What you have to do ▸ Please give the data again in full, exactly as provided.

Given records ▸
◇ ◇ ◇ ◇ ◇
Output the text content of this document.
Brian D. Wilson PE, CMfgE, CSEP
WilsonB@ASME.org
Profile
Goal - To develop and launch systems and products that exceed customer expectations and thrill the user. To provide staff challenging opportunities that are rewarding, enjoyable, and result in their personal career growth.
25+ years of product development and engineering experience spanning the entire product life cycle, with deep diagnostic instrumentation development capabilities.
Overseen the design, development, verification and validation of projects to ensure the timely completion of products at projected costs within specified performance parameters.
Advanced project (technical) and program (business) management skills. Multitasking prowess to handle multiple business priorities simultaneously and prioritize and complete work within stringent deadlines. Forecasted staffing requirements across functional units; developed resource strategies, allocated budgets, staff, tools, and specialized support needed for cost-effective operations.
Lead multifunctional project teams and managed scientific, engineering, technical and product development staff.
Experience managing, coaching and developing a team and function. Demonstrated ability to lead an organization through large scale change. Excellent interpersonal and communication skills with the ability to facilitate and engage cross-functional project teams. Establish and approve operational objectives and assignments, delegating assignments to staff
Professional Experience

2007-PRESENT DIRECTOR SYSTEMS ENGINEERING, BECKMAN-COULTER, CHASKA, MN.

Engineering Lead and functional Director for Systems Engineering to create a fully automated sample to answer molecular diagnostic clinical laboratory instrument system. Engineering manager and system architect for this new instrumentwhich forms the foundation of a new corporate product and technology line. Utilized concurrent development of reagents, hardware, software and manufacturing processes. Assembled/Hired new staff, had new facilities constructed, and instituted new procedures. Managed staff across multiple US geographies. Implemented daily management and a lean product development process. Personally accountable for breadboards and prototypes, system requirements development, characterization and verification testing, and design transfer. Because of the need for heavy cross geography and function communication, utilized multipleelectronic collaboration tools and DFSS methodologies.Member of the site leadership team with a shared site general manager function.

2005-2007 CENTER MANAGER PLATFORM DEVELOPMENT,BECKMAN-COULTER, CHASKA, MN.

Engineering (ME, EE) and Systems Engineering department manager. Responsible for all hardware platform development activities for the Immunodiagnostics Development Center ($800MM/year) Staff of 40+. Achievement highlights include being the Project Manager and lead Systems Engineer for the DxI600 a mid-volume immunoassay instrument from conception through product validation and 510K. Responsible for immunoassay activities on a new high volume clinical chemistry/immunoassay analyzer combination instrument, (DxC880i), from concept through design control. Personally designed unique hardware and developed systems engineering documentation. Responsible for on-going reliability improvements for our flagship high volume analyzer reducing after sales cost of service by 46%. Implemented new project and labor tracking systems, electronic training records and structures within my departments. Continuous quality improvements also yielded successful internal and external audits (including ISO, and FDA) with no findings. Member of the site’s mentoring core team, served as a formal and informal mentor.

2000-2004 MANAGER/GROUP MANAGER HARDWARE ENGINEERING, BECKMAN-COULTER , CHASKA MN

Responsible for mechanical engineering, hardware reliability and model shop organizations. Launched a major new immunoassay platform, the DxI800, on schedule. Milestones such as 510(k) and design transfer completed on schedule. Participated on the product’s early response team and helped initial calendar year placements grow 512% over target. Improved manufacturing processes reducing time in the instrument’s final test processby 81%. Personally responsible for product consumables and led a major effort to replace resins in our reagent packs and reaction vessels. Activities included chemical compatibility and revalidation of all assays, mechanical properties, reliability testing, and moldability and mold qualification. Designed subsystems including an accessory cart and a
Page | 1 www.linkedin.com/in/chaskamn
◇ ◇ ◇ ◇ ◇
Written answer ▸
Output the text content of this document.
Brian D. Wilson PE, CMfgE, CSEP
WilsonB@ASME.org
Profile
Goal - To develop and launch systems and products that exceed customer expectations and thrill the user. To provide staff challenging opportunities that are rewarding, enjoyable, and result in their personal career growth.
25+ years of product development and engineering experience spanning the entire product life cycle, with deep diagnostic instrumentation development capabilities.
Overseen the design, development, verification and validation of projects to ensure the timely completion of products at projected costs within specified performance parameters.
Advanced project (technical) and program (business) management skills. Multitasking prowess to handle multiple business priorities simultaneously and prioritize and complete work within stringent deadlines. Forecasted staffing requirements across functional units; developed resource strategies, allocated budgets, staff, tools, and specialized support needed for cost-effective operations.
Lead multifunctional project teams and managed scientific, engineering, technical and product development staff.
Experience managing, coaching and developing a team and function. Demonstrated ability to lead an organization through large scale change. Excellent interpersonal and communication skills with the ability to facilitate and engage cross-functional project teams. Establish and approve operational objectives and assignments, delegating assignments to staff
Professional Experience

2007-PRESENT DIRECTOR SYSTEMS ENGINEERING, BECKMAN-COULTER, CHASKA, MN.

Engineering Lead and functional Director for Systems Engineering to create a fully automated sample to answer molecular diagnostic clinical laboratory instrument system. Engineering manager and system architect for this new instrumentwhich forms the foundation of a new corporate product and technology line. Utilized concurrent development of reagents, hardware, software and manufacturing processes. Assembled/Hired new staff, had new facilities constructed, and instituted new procedures. Managed staff across multiple US geographies. Implemented daily management and a lean product development process. Personally accountable for breadboards and prototypes, system requirements development, characterization and verification testing, and design transfer. Because of the need for heavy cross geography and function communication, utilized multipleelectronic collaboration tools and DFSS methodologies.Member of the site leadership team with a shared site general manager function.

2005-2007 CENTER MANAGER PLATFORM DEVELOPMENT,BECKMAN-COULTER, CHASKA, MN.

Engineering (ME, EE) and Systems Engineering department manager. Responsible for all hardware platform development activities for the Immunodiagnostics Development Center ($800MM/year) Staff of 40+. Achievement highlights include being the Project Manager and lead Systems Engineer for the DxI600 a mid-volume immunoassay instrument from conception through product validation and 510K. Responsible for immunoassay activities on a new high volume clinical chemistry/immunoassay analyzer combination instrument, (DxC880i), from concept through design control. Personally designed unique hardware and developed systems engineering documentation. Responsible for on-going reliability improvements for our flagship high volume analyzer reducing after sales cost of service by 46%. Implemented new project and labor tracking systems, electronic training records and structures within my departments. Continuous quality improvements also yielded successful internal and external audits (including ISO, and FDA) with no findings. Member of the site’s mentoring core team, served as a formal and informal mentor.

2000-2004 MANAGER/GROUP MANAGER HARDWARE ENGINEERING, BECKMAN-COULTER , CHASKA MN

Responsible for mechanical engineering, hardware reliability and model shop organizations. Launched a major new immunoassay platform, the DxI800, on schedule. Milestones such as 510(k) and design transfer completed on schedule. Participated on the product’s early response team and helped initial calendar year placements grow 512% over target. Improved manufacturing processes reducing time in the instrument’s final test processby 81%. Personally responsible for product consumables and led a major effort to replace resins in our reagent packs and reaction vessels. Activities included chemical compatibility and revalidation of all assays, mechanical properties, reliability testing, and moldability and mold qualification. Designed subsystems including an accessory cart and a
Page | 1 www.linkedin.com/in/chaskamn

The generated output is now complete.